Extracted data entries
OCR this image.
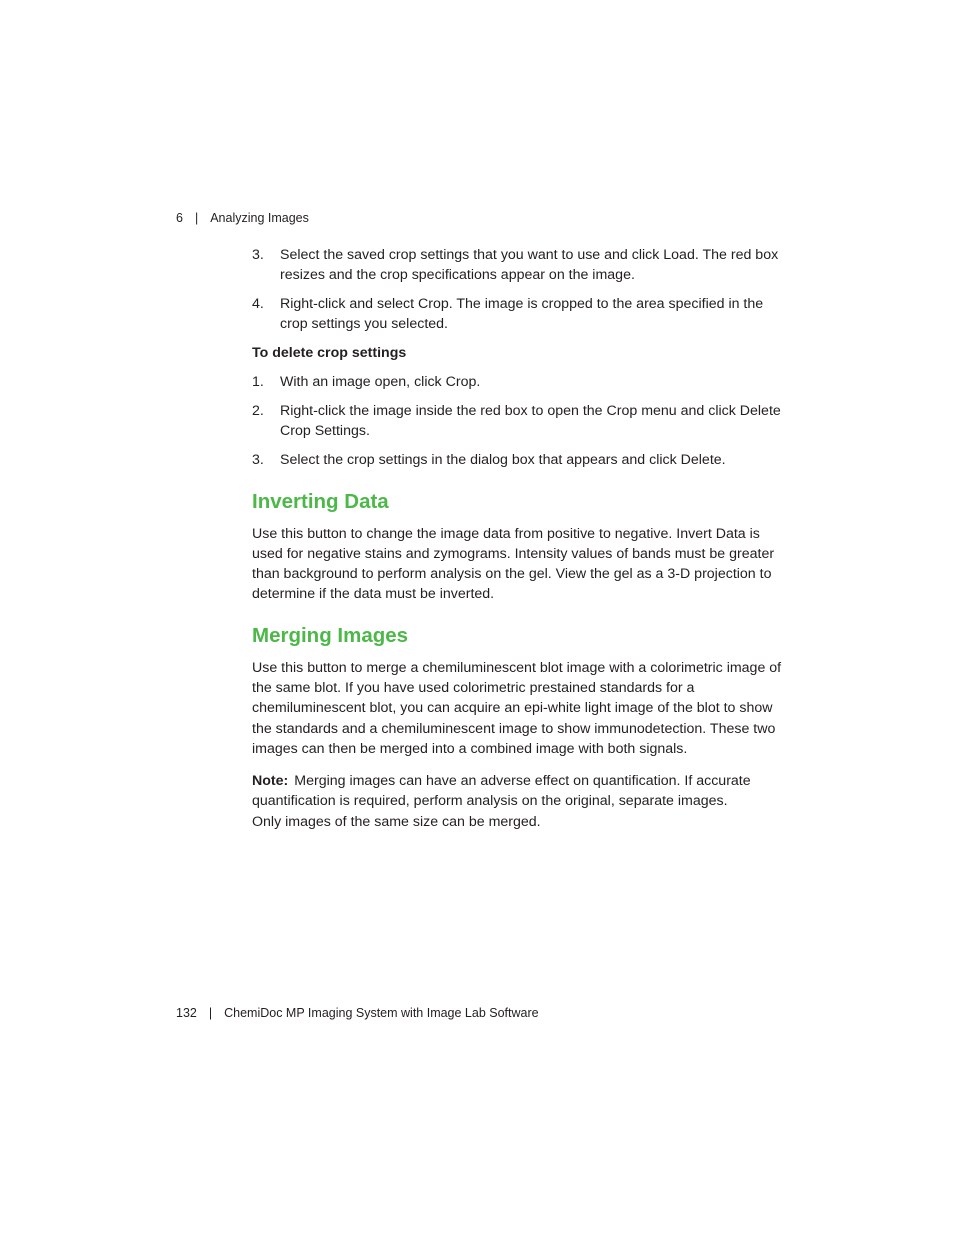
6 | Analyzing Images
3. Select the saved crop settings that you want to use and click Load. The red box resizes and the crop specifications appear on the image.
4. Right-click and select Crop. The image is cropped to the area specified in the crop settings you selected.
To delete crop settings
1. With an image open, click Crop.
2. Right-click the image inside the red box to open the Crop menu and click Delete Crop Settings.
3. Select the crop settings in the dialog box that appears and click Delete.
Inverting Data

Use this button to change the image data from positive to negative. Invert Data is used for negative stains and zymograms. Intensity values of bands must be greater than background to perform analysis on the gel. View the gel as a 3-D projection to determine if the data must be inverted.

Merging Images

Use this button to merge a chemiluminescent blot image with a colorimetric image of the same blot. If you have used colorimetric prestained standards for a chemiluminescent blot, you can acquire an epi-white light image of the blot to show the standards and a chemiluminescent image to show immunodetection. These two images can then be merged into a combined image with both signals.

Note: Merging images can have an adverse effect on quantification. If accurate quantification is required, perform analysis on the original, separate images.
Only images of the same size can be merged.

132 | ChemiDoc MP Imaging System with Image Lab Software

Brief:
Write out the data precisely as given, excluding the pictures.

Answer to this task:
OCR this image.
6 | Analyzing Images
3. Select the saved crop settings that you want to use and click Load. The red box resizes and the crop specifications appear on the image.
4. Right-click and select Crop. The image is cropped to the area specified in the crop settings you selected.
To delete crop settings
1. With an image open, click Crop.
2. Right-click the image inside the red box to open the Crop menu and click Delete Crop Settings.
3. Select the crop settings in the dialog box that appears and click Delete.
Inverting Data

Use this button to change the image data from positive to negative. Invert Data is used for negative stains and zymograms. Intensity values of bands must be greater than background to perform analysis on the gel. View the gel as a 3-D projection to determine if the data must be inverted.

Merging Images

Use this button to merge a chemiluminescent blot image with a colorimetric image of the same blot. If you have used colorimetric prestained standards for a chemiluminescent blot, you can acquire an epi-white light image of the blot to show the standards and a chemiluminescent image to show immunodetection. These two images can then be merged into a combined image with both signals.

Note: Merging images can have an adverse effect on quantification. If accurate quantification is required, perform analysis on the original, separate images.
Only images of the same size can be merged.

132 | ChemiDoc MP Imaging System with Image Lab Software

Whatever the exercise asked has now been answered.